+++ Materials provided +++

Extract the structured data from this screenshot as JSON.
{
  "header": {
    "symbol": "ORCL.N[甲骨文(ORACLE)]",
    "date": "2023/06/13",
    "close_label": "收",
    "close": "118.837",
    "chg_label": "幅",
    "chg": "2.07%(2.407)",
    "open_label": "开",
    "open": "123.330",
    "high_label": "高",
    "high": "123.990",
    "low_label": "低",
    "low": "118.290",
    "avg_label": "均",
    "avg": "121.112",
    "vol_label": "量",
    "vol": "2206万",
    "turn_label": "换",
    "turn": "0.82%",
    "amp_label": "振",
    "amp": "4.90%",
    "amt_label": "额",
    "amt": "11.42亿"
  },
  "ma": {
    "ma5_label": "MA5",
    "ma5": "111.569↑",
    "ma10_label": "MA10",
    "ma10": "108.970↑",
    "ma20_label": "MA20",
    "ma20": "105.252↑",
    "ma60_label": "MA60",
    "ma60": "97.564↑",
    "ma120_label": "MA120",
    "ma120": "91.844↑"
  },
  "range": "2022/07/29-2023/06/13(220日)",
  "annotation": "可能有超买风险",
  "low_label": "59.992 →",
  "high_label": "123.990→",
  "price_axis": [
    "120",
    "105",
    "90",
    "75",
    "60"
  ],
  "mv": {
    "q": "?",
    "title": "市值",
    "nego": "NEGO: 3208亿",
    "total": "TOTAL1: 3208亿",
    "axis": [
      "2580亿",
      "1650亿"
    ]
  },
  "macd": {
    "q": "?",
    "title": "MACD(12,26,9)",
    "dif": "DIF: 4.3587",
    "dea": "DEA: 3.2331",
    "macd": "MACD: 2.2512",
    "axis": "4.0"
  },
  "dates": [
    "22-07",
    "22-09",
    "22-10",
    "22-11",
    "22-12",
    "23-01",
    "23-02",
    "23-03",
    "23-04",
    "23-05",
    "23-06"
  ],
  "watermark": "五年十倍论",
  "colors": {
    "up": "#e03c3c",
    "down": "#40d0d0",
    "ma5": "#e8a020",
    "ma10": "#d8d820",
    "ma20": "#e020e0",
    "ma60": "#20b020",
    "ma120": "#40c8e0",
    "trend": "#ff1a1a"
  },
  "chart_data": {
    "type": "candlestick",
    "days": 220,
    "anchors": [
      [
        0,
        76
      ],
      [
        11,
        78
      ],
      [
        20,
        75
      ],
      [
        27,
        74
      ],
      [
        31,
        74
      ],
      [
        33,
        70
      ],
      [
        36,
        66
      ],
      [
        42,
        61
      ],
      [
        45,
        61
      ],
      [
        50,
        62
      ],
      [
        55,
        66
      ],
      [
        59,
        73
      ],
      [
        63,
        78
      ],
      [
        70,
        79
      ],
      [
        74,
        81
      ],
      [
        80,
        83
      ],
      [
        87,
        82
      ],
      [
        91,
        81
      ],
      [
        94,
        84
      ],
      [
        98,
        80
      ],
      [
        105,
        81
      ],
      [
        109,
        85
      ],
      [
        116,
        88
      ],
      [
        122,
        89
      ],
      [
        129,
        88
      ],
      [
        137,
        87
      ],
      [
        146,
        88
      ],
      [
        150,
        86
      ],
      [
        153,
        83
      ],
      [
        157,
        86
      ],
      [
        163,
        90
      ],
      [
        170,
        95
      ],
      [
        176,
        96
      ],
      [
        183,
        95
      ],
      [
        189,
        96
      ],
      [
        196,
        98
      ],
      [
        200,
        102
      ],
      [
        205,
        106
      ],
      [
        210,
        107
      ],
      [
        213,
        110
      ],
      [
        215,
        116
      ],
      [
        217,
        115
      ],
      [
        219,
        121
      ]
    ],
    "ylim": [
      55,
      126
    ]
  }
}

+++

Written instruction - Reproduce the listing above word for word.

The result -
Extract the structured data from this screenshot as JSON.
{
  "header": {
    "symbol": "ORCL.N[甲骨文(ORACLE)]",
    "date": "2023/06/13",
    "close_label": "收",
    "close": "118.837",
    "chg_label": "幅",
    "chg": "2.07%(2.407)",
    "open_label": "开",
    "open": "123.330",
    "high_label": "高",
    "high": "123.990",
    "low_label": "低",
    "low": "118.290",
    "avg_label": "均",
    "avg": "121.112",
    "vol_label": "量",
    "vol": "2206万",
    "turn_label": "换",
    "turn": "0.82%",
    "amp_label": "振",
    "amp": "4.90%",
    "amt_label": "额",
    "amt": "11.42亿"
  },
  "ma": {
    "ma5_label": "MA5",
    "ma5": "111.569↑",
    "ma10_label": "MA10",
    "ma10": "108.970↑",
    "ma20_label": "MA20",
    "ma20": "105.252↑",
    "ma60_label": "MA60",
    "ma60": "97.564↑",
    "ma120_label": "MA120",
    "ma120": "91.844↑"
  },
  "range": "2022/07/29-2023/06/13(220日)",
  "annotation": "可能有超买风险",
  "low_label": "59.992 →",
  "high_label": "123.990→",
  "price_axis": [
    "120",
    "105",
    "90",
    "75",
    "60"
  ],
  "mv": {
    "q": "?",
    "title": "市值",
    "nego": "NEGO: 3208亿",
    "total": "TOTAL1: 3208亿",
    "axis": [
      "2580亿",
      "1650亿"
    ]
  },
  "macd": {
    "q": "?",
    "title": "MACD(12,26,9)",
    "dif": "DIF: 4.3587",
    "dea": "DEA: 3.2331",
    "macd": "MACD: 2.2512",
    "axis": "4.0"
  },
  "dates": [
    "22-07",
    "22-09",
    "22-10",
    "22-11",
    "22-12",
    "23-01",
    "23-02",
    "23-03",
    "23-04",
    "23-05",
    "23-06"
  ],
  "watermark": "五年十倍论",
  "colors": {
    "up": "#e03c3c",
    "down": "#40d0d0",
    "ma5": "#e8a020",
    "ma10": "#d8d820",
    "ma20": "#e020e0",
    "ma60": "#20b020",
    "ma120": "#40c8e0",
    "trend": "#ff1a1a"
  },
  "chart_data": {
    "type": "candlestick",
    "days": 220,
    "anchors": [
      [
        0,
        76
      ],
      [
        11,
        78
      ],
      [
        20,
        75
      ],
      [
        27,
        74
      ],
      [
        31,
        74
      ],
      [
        33,
        70
      ],
      [
        36,
        66
      ],
      [
        42,
        61
      ],
      [
        45,
        61
      ],
      [
        50,
        62
      ],
      [
        55,
        66
      ],
      [
        59,
        73
      ],
      [
        63,
        78
      ],
      [
        70,
        79
      ],
      [
        74,
        81
      ],
      [
        80,
        83
      ],
      [
        87,
        82
      ],
      [
        91,
        81
      ],
      [
        94,
        84
      ],
      [
        98,
        80
      ],
      [
        105,
        81
      ],
      [
        109,
        85
      ],
      [
        116,
        88
      ],
      [
        122,
        89
      ],
      [
        129,
        88
      ],
      [
        137,
        87
      ],
      [
        146,
        88
      ],
      [
        150,
        86
      ],
      [
        153,
        83
      ],
      [
        157,
        86
      ],
      [
        163,
        90
      ],
      [
        170,
        95
      ],
      [
        176,
        96
      ],
      [
        183,
        95
      ],
      [
        189,
        96
      ],
      [
        196,
        98
      ],
      [
        200,
        102
      ],
      [
        205,
        106
      ],
      [
        210,
        107
      ],
      [
        213,
        110
      ],
      [
        215,
        116
      ],
      [
        217,
        115
      ],
      [
        219,
        121
      ]
    ],
    "ylim": [
      55,
      126
    ]
  }
}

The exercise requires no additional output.